▶ **ROWS**:

:::

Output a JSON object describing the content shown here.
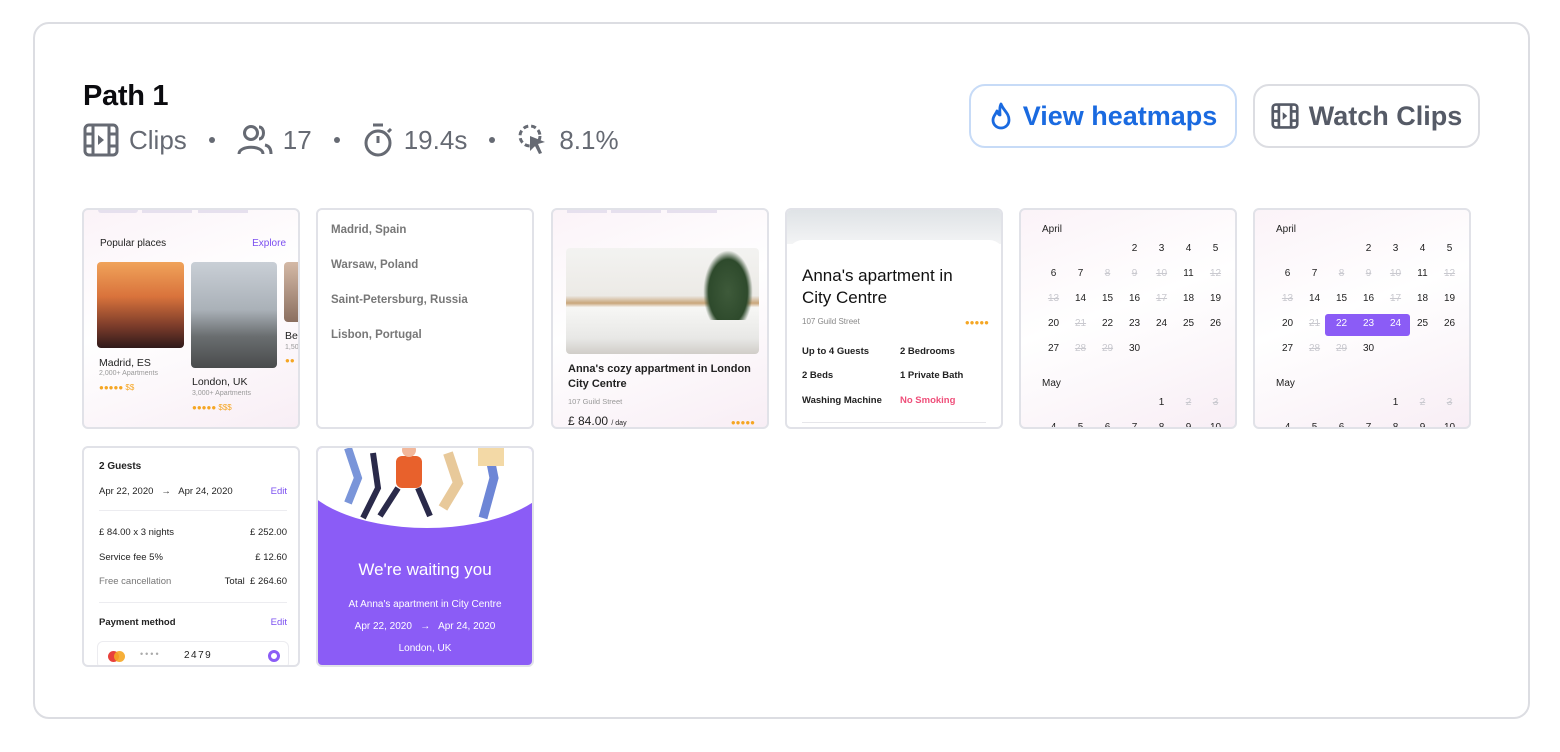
{
  "header": {
    "title": "Path 1",
    "clips_label": "Clips",
    "users_count": "17",
    "duration": "19.4s",
    "rate": "8.1%"
  },
  "buttons": {
    "heatmaps": "View heatmaps",
    "clips": "Watch Clips"
  },
  "colors": {
    "accent_blue": "#1a6ae0",
    "brand_purple": "#8b5cf6"
  },
  "thumbs": {
    "popular": {
      "title": "Popular places",
      "explore": "Explore",
      "places": [
        {
          "name": "Madrid, ES",
          "sub": "2,000+ Apartments",
          "stars": "●●●●● $$"
        },
        {
          "name": "London, UK",
          "sub": "3,000+ Apartments",
          "stars": "●●●●● $$$"
        },
        {
          "name": "Ber",
          "sub": "1,50",
          "stars": "●●"
        }
      ]
    },
    "cities": [
      "Madrid, Spain",
      "Warsaw, Poland",
      "Saint-Petersburg, Russia",
      "Lisbon, Portugal"
    ],
    "listing": {
      "title": "Anna's cozy appartment in London City Centre",
      "address": "107  Guild Street",
      "price": "£ 84.00",
      "per": "/ day",
      "stars": "●●●●●"
    },
    "apartment": {
      "title": "Anna's apartment in City Centre",
      "address": "107  Guild Street",
      "stars": "●●●●●",
      "features": [
        "Up to 4 Guests",
        "2 Bedrooms",
        "2 Beds",
        "1 Private Bath",
        "Washing Machine",
        "No Smoking"
      ]
    },
    "calendar": {
      "month1": "April",
      "month2": "May",
      "rows": [
        [
          "",
          "",
          "",
          "2",
          "3",
          "4",
          "5"
        ],
        [
          "6",
          "7",
          "8",
          "9",
          "10",
          "11",
          "12"
        ],
        [
          "13",
          "14",
          "15",
          "16",
          "17",
          "18",
          "19"
        ],
        [
          "20",
          "21",
          "22",
          "23",
          "24",
          "25",
          "26"
        ],
        [
          "27",
          "28",
          "29",
          "30",
          "",
          "",
          ""
        ]
      ],
      "may_rows": [
        [
          "",
          "",
          "",
          "",
          "1",
          "2",
          "3"
        ],
        [
          "4",
          "5",
          "6",
          "7",
          "8",
          "9",
          "10"
        ]
      ]
    },
    "booking": {
      "guests": "2 Guests",
      "from": "Apr 22, 2020",
      "arrow": "→",
      "to": "Apr 24, 2020",
      "edit": "Edit",
      "line1_label": "£ 84.00 x 3 nights",
      "line1_value": "£ 252.00",
      "line2_label": "Service fee 5%",
      "line2_value": "£ 12.60",
      "line3_label": "Free cancellation",
      "total_label": "Total",
      "total_value": "£ 264.60",
      "payment_label": "Payment method",
      "payment_edit": "Edit",
      "card_mask": "••••",
      "card_last": "2479"
    },
    "waiting": {
      "title": "We're waiting you",
      "subtitle": "At Anna's apartment in City Centre",
      "from": "Apr 22, 2020",
      "arrow": "→",
      "to": "Apr 24, 2020",
      "city": "London, UK"
    }
  }
}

:::

Reproduce each entry precisely, dropping only the pictures.

▶ **WRITTEN SOLUTION**:
Output a JSON object describing the content shown here.
{
  "header": {
    "title": "Path 1",
    "clips_label": "Clips",
    "users_count": "17",
    "duration": "19.4s",
    "rate": "8.1%"
  },
  "buttons": {
    "heatmaps": "View heatmaps",
    "clips": "Watch Clips"
  },
  "colors": {
    "accent_blue": "#1a6ae0",
    "brand_purple": "#8b5cf6"
  },
  "thumbs": {
    "popular": {
      "title": "Popular places",
      "explore": "Explore",
      "places": [
        {
          "name": "Madrid, ES",
          "sub": "2,000+ Apartments",
          "stars": "●●●●● $$"
        },
        {
          "name": "London, UK",
          "sub": "3,000+ Apartments",
          "stars": "●●●●● $$$"
        },
        {
          "name": "Ber",
          "sub": "1,50",
          "stars": "●●"
        }
      ]
    },
    "cities": [
      "Madrid, Spain",
      "Warsaw, Poland",
      "Saint-Petersburg, Russia",
      "Lisbon, Portugal"
    ],
    "listing": {
      "title": "Anna's cozy appartment in London City Centre",
      "address": "107  Guild Street",
      "price": "£ 84.00",
      "per": "/ day",
      "stars": "●●●●●"
    },
    "apartment": {
      "title": "Anna's apartment in City Centre",
      "address": "107  Guild Street",
      "stars": "●●●●●",
      "features": [
        "Up to 4 Guests",
        "2 Bedrooms",
        "2 Beds",
        "1 Private Bath",
        "Washing Machine",
        "No Smoking"
      ]
    },
    "calendar": {
      "month1": "April",
      "month2": "May",
      "rows": [
        [
          "",
          "",
          "",
          "2",
          "3",
          "4",
          "5"
        ],
        [
          "6",
          "7",
          "8",
          "9",
          "10",
          "11",
          "12"
        ],
        [
          "13",
          "14",
          "15",
          "16",
          "17",
          "18",
          "19"
        ],
        [
          "20",
          "21",
          "22",
          "23",
          "24",
          "25",
          "26"
        ],
        [
          "27",
          "28",
          "29",
          "30",
          "",
          "",
          ""
        ]
      ],
      "may_rows": [
        [
          "",
          "",
          "",
          "",
          "1",
          "2",
          "3"
        ],
        [
          "4",
          "5",
          "6",
          "7",
          "8",
          "9",
          "10"
        ]
      ]
    },
    "booking": {
      "guests": "2 Guests",
      "from": "Apr 22, 2020",
      "arrow": "→",
      "to": "Apr 24, 2020",
      "edit": "Edit",
      "line1_label": "£ 84.00 x 3 nights",
      "line1_value": "£ 252.00",
      "line2_label": "Service fee 5%",
      "line2_value": "£ 12.60",
      "line3_label": "Free cancellation",
      "total_label": "Total",
      "total_value": "£ 264.60",
      "payment_label": "Payment method",
      "payment_edit": "Edit",
      "card_mask": "••••",
      "card_last": "2479"
    },
    "waiting": {
      "title": "We're waiting you",
      "subtitle": "At Anna's apartment in City Centre",
      "from": "Apr 22, 2020",
      "arrow": "→",
      "to": "Apr 24, 2020",
      "city": "London, UK"
    }
  }
}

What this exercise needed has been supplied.